= SOURCE EXTRACT =

Seeing the (electric) light

Elaine Maslin

September 1, 2016

While French oil major Total has demonstrated the first all-electric Xmas tree, Norway’s Statoil is eager to do the same. Elaine Maslin examines the subsea all-electric initiative.

The Åsgard subsea gas compression system, complete with eActuators and electric process control valves.  Image from Statoil. 

With cost efficiency and simplification high on the subsea agenda, all-electric subsea facilities are coming back under close scrutiny.

All the parts are in place. Subsea actuators have become established tools, Total has demonstrated a full, all-electric subsea tree, and Halliburton has qualified an electric downhole safety valve (eDHSV).

The will is also there. Statoil wants to achieve its own all-electric tree within five years, says the operator’s leader of subsea technology within the research and technology division, at this year’s Underwater Technology Conference (UTC) in Bergen.

Operators are keen on an all-electric subsea concept because it could remove the need to install hydraulic conduits, reducing cost. Yet, the path to the all-electric subsea tree has been a long one.

= SUPPLIED RECORDS =
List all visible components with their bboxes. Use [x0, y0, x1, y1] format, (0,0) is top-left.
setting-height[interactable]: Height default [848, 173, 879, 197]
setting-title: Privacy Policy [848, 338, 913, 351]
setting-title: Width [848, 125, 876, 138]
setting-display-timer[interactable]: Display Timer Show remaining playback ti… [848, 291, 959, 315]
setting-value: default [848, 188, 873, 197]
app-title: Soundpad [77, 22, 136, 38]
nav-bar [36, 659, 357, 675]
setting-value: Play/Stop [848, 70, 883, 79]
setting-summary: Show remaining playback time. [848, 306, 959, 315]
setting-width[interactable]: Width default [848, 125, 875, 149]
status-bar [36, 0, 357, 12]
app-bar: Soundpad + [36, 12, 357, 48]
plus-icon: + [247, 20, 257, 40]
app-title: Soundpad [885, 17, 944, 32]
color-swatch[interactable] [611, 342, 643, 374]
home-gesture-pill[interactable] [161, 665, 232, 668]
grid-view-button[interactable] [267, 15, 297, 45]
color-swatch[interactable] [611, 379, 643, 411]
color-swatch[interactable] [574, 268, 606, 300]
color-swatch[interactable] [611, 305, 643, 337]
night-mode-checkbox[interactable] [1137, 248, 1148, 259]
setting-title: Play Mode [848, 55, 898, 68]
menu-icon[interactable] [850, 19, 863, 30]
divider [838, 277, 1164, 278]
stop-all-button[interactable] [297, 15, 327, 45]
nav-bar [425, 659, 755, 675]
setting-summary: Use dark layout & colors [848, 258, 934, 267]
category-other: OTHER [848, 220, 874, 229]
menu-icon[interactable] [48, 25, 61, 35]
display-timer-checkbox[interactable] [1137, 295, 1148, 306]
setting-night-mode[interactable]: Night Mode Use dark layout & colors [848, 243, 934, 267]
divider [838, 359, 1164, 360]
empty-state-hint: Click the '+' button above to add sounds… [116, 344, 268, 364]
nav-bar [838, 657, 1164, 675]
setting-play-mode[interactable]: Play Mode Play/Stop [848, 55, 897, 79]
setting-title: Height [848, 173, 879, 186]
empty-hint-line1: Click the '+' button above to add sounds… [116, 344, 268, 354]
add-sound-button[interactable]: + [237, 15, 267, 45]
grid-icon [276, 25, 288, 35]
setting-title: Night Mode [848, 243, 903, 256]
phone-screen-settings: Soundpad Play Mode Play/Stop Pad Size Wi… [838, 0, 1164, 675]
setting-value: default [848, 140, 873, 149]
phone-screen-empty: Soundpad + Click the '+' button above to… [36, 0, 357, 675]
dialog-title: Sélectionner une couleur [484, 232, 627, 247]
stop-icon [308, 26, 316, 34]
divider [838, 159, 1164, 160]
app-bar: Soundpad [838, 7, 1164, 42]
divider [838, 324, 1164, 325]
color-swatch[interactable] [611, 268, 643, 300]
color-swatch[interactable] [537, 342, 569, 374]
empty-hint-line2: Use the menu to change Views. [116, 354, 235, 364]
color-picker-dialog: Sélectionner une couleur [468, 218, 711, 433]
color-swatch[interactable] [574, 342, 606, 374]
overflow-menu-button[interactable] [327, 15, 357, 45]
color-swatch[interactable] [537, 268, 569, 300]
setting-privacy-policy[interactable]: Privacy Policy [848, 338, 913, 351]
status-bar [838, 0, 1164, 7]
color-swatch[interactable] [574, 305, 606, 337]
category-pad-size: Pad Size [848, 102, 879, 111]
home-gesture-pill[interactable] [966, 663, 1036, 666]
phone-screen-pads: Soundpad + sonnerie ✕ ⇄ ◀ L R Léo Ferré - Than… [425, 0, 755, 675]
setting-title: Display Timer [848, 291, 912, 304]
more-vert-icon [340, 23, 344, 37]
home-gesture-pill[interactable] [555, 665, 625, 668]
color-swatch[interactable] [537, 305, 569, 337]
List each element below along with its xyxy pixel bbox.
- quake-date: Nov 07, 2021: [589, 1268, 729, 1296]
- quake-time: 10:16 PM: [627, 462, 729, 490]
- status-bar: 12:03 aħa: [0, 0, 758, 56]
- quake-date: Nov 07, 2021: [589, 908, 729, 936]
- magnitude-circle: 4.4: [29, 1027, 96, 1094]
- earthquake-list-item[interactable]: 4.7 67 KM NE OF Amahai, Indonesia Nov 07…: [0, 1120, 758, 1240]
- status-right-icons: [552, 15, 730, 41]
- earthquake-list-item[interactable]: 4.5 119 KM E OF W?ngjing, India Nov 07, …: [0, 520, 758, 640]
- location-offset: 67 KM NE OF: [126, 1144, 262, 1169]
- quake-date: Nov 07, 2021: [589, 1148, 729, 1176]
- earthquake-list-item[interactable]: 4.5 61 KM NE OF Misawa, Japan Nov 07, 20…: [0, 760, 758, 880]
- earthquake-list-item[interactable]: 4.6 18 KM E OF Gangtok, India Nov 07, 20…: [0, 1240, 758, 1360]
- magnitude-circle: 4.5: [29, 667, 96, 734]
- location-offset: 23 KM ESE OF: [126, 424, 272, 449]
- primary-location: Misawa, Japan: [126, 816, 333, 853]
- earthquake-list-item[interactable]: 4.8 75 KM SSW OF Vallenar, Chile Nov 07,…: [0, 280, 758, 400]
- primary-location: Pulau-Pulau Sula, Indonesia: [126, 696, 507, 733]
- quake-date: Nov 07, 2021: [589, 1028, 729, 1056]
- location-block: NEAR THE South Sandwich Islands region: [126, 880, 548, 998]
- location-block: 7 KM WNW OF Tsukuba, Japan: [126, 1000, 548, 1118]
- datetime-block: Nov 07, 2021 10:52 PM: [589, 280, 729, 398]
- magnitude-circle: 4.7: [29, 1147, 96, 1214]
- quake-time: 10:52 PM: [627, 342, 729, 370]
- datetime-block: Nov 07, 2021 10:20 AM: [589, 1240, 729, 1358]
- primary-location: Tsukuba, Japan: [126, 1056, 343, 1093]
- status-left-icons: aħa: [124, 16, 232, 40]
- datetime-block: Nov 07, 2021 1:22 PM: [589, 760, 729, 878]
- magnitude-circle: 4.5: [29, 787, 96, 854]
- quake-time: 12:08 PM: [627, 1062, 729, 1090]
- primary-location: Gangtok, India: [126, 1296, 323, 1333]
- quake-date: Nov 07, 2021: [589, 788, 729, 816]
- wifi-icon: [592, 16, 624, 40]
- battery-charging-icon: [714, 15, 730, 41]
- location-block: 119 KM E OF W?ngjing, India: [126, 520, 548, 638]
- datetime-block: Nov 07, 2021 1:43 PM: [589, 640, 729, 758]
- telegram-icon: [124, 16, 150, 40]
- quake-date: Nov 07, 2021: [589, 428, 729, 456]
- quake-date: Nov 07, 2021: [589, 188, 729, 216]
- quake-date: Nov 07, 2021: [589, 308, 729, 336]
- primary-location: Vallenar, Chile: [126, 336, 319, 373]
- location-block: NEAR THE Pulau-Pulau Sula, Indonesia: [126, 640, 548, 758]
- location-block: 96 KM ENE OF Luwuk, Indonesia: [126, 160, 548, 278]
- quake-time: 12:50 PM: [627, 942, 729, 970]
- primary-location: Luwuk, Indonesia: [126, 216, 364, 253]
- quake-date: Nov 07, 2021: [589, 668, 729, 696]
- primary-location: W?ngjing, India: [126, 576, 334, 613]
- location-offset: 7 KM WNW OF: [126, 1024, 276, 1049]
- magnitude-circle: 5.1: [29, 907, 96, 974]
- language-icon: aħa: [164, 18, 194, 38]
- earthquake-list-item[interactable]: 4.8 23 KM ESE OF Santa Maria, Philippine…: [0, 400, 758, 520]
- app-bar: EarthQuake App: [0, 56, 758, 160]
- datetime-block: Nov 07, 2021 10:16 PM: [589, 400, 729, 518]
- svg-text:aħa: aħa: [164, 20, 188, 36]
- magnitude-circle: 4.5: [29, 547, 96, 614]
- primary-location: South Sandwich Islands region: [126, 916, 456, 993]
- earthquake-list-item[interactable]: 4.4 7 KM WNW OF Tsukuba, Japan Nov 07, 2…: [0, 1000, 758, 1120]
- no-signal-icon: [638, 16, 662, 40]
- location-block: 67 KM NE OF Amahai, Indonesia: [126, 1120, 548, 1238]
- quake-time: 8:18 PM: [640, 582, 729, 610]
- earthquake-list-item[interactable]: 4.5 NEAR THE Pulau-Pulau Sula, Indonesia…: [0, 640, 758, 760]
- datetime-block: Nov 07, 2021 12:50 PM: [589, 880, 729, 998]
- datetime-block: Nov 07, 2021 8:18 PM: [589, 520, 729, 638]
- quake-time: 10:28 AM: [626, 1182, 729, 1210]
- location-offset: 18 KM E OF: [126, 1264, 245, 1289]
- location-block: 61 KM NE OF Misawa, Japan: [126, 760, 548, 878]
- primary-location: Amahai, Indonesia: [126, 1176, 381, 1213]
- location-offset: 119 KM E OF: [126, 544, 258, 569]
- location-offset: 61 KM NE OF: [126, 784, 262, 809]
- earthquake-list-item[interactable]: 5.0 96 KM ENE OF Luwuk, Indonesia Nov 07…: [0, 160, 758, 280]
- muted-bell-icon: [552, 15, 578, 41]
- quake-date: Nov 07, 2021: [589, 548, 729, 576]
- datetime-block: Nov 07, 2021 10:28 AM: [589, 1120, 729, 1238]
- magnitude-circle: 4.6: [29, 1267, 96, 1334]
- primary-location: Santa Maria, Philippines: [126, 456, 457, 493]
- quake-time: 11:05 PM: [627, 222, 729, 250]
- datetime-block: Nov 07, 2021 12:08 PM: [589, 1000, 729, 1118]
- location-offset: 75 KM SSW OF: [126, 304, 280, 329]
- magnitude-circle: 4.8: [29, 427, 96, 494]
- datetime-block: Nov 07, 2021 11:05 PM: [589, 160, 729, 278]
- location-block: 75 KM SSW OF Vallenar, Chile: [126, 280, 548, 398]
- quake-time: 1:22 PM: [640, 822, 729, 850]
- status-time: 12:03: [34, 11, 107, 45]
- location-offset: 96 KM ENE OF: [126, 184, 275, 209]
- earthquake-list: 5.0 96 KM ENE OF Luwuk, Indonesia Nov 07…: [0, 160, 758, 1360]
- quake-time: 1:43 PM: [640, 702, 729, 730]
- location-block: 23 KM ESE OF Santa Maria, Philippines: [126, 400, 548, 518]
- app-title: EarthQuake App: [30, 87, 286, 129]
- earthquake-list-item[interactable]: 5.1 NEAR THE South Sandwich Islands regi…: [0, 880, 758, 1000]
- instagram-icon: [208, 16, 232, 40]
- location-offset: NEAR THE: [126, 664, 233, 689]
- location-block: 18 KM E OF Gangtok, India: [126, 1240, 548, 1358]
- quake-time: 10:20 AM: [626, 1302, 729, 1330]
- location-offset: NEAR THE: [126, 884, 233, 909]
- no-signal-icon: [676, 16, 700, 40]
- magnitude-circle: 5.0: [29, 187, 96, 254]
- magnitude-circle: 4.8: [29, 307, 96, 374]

= STATED TASK =
Reproduce the full article on all-electric subsea facilities word for word, from its headline to its final sentence. None of the data is needed here.

= EXERCISE OUTPUT =
Seeing the (electric) light

Elaine Maslin

September 1, 2016

While French oil major Total has demonstrated the first all-electric Xmas tree, Norway’s Statoil is eager to do the same. Elaine Maslin examines the subsea all-electric initiative.

The Åsgard subsea gas compression system, complete with eActuators and electric process control valves.  Image from Statoil. 

With cost efficiency and simplification high on the subsea agenda, all-electric subsea facilities are coming back under close scrutiny.

All the parts are in place. Subsea actuators have become established tools, Total has demonstrated a full, all-electric subsea tree, and Halliburton has qualified an electric downhole safety valve (eDHSV).

The will is also there. Statoil wants to achieve its own all-electric tree within five years, says the operator’s leader of subsea technology within the research and technology division, at this year’s Underwater Technology Conference (UTC) in Bergen.

Operators are keen on an all-electric subsea concept because it could remove the need to install hydraulic conduits, reducing cost. Yet, the path to the all-electric subsea tree has been a long one.